--- Start of Data shown ---

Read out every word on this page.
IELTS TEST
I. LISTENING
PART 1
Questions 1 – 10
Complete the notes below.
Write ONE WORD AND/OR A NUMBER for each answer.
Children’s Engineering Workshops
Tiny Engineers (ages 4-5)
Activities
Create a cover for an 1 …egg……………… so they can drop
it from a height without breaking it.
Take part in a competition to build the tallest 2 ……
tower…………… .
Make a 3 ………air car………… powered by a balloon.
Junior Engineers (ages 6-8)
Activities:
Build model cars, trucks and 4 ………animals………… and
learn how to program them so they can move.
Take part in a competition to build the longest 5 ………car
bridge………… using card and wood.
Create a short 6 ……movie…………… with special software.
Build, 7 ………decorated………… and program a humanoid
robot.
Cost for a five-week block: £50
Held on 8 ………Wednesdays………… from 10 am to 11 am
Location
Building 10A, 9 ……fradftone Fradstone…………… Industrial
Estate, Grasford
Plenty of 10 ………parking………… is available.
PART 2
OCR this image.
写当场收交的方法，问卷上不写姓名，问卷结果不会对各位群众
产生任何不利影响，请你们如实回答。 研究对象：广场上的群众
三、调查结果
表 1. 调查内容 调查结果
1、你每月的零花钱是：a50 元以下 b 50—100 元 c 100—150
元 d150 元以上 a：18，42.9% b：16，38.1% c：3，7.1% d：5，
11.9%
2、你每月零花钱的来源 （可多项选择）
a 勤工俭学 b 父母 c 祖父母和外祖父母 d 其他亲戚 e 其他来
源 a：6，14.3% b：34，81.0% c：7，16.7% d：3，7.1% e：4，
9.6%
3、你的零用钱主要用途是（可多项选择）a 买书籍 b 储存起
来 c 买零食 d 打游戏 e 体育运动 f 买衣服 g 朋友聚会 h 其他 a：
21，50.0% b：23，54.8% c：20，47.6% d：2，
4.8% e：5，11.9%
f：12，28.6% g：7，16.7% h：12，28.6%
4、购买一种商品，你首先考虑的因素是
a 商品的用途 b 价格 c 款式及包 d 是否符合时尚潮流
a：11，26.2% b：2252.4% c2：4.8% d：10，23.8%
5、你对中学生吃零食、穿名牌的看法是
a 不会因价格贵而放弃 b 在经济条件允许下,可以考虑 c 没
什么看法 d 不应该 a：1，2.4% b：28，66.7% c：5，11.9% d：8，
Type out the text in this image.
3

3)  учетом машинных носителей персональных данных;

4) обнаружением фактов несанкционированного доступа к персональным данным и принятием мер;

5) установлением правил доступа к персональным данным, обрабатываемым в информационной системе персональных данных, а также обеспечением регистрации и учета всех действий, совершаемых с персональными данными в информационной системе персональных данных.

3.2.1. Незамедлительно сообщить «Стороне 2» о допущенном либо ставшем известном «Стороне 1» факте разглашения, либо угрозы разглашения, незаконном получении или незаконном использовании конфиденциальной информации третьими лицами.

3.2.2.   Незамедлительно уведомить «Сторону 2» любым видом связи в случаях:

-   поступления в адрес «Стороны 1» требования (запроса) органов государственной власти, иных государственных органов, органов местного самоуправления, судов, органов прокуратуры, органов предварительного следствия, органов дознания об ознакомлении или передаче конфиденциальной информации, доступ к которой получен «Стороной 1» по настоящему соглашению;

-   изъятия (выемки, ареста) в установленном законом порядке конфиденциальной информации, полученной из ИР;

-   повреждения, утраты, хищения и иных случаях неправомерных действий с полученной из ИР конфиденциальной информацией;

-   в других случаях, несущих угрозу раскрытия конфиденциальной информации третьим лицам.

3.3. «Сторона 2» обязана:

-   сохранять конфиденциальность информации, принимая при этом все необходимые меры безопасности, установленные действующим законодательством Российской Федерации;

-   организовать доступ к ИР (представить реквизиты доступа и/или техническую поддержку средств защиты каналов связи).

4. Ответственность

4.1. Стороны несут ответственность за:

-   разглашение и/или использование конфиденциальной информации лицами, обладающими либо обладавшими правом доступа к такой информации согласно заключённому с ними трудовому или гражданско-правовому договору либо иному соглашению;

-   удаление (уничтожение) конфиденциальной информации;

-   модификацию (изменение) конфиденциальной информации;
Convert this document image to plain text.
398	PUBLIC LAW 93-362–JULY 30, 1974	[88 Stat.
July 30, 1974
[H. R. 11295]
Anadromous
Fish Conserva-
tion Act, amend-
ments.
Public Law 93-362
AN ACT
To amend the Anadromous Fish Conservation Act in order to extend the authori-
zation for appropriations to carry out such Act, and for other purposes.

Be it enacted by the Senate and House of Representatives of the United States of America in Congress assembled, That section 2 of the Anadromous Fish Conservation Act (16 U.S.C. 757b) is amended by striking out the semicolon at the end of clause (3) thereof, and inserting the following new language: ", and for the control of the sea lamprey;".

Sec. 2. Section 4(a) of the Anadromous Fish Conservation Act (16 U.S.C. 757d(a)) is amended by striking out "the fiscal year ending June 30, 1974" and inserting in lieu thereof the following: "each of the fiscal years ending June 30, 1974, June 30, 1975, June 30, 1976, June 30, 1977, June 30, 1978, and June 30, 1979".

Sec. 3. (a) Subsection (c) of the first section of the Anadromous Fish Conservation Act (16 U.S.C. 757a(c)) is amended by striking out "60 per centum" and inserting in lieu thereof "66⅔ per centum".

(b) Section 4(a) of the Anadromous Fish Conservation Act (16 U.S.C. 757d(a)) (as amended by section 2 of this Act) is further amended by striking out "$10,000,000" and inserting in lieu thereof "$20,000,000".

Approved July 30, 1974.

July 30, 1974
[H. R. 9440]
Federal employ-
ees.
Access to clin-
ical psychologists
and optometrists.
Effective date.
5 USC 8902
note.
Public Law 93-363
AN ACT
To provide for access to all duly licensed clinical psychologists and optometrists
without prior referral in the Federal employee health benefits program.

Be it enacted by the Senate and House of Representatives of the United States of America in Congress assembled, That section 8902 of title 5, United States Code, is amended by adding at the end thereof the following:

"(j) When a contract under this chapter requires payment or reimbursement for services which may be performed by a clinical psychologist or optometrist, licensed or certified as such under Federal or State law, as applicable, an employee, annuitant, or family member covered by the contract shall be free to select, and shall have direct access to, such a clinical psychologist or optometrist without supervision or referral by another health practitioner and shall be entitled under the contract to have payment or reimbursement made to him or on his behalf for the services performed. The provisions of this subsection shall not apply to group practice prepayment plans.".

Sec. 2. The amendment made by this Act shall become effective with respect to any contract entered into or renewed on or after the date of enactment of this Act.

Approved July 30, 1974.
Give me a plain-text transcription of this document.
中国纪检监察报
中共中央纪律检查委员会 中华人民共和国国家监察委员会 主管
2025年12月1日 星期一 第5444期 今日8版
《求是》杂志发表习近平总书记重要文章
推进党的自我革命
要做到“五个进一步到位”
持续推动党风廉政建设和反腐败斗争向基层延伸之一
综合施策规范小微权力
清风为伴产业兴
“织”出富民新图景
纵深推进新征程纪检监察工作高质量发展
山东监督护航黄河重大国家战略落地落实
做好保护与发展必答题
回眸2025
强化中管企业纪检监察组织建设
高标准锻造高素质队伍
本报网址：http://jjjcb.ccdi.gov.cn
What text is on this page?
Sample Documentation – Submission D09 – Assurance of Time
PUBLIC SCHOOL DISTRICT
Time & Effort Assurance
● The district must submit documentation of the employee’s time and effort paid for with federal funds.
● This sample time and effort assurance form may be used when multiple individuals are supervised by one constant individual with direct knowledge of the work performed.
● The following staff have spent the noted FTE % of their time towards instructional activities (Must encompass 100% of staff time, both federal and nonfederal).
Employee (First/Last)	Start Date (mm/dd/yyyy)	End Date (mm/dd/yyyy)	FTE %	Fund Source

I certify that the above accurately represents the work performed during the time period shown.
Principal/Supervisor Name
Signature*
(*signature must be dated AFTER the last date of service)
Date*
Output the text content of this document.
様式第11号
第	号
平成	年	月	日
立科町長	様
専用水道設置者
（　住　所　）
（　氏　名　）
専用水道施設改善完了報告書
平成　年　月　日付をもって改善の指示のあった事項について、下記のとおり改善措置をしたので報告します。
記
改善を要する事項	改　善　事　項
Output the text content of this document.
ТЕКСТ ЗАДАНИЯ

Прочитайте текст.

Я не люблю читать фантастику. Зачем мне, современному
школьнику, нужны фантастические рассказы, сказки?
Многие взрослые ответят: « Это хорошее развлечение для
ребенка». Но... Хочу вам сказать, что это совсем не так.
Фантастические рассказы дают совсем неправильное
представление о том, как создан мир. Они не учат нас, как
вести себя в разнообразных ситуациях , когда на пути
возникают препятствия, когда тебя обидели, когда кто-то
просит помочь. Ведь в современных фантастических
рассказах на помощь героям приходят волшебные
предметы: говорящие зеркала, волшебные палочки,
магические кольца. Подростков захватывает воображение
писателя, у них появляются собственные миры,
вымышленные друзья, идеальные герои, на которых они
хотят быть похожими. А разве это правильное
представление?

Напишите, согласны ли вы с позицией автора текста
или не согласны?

--- End of Data shown ---

:: Goal of the exercise ::
Which lines contain the word "United"? Copy each of them.

:: Answer ::
Be it enacted by the Senate and House of Representatives of the United States of America in Congress assembled, That section 2 of the Anadromous Fish Conservation Act (16 U.S.C. 757b) is amended by striking out the semicolon at the end of clause (3) thereof, and inserting the following new language: ", and for the control of the sea lamprey;".
Be it enacted by the Senate and House of Representatives of the United States of America in Congress assembled, That section 8902 of title 5, United States Code, is amended by adding at the end thereof the following:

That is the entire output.